Entries provided -
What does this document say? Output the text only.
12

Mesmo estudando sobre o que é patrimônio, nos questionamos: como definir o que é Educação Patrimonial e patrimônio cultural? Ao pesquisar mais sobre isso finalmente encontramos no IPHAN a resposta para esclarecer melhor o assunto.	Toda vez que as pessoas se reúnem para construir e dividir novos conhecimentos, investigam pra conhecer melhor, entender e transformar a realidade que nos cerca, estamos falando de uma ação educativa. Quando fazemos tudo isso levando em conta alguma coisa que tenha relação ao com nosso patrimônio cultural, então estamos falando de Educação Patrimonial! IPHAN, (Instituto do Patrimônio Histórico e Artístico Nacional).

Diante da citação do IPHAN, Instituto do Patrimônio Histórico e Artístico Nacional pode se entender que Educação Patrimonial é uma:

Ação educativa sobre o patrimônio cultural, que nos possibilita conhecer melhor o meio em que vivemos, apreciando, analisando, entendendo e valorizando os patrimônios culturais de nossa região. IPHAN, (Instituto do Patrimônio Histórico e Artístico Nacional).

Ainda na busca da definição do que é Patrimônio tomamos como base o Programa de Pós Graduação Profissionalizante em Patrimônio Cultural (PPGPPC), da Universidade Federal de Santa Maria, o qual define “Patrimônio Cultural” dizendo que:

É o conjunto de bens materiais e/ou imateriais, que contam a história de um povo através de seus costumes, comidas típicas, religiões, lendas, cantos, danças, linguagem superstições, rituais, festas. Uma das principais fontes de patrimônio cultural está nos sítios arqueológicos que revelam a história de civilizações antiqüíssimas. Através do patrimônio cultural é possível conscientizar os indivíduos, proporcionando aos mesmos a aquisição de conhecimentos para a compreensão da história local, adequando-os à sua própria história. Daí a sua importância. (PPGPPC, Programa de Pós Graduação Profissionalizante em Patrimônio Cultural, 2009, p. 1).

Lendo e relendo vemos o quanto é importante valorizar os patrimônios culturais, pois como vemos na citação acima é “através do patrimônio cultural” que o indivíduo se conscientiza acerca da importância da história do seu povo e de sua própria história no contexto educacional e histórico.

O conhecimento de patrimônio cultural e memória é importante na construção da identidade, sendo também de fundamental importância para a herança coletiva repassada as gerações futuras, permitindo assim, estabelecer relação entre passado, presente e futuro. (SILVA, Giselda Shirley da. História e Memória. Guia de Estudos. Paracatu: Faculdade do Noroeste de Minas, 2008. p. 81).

Problem to solve - Give only the number of lines in the data that hold the string "entender".

Result below - 2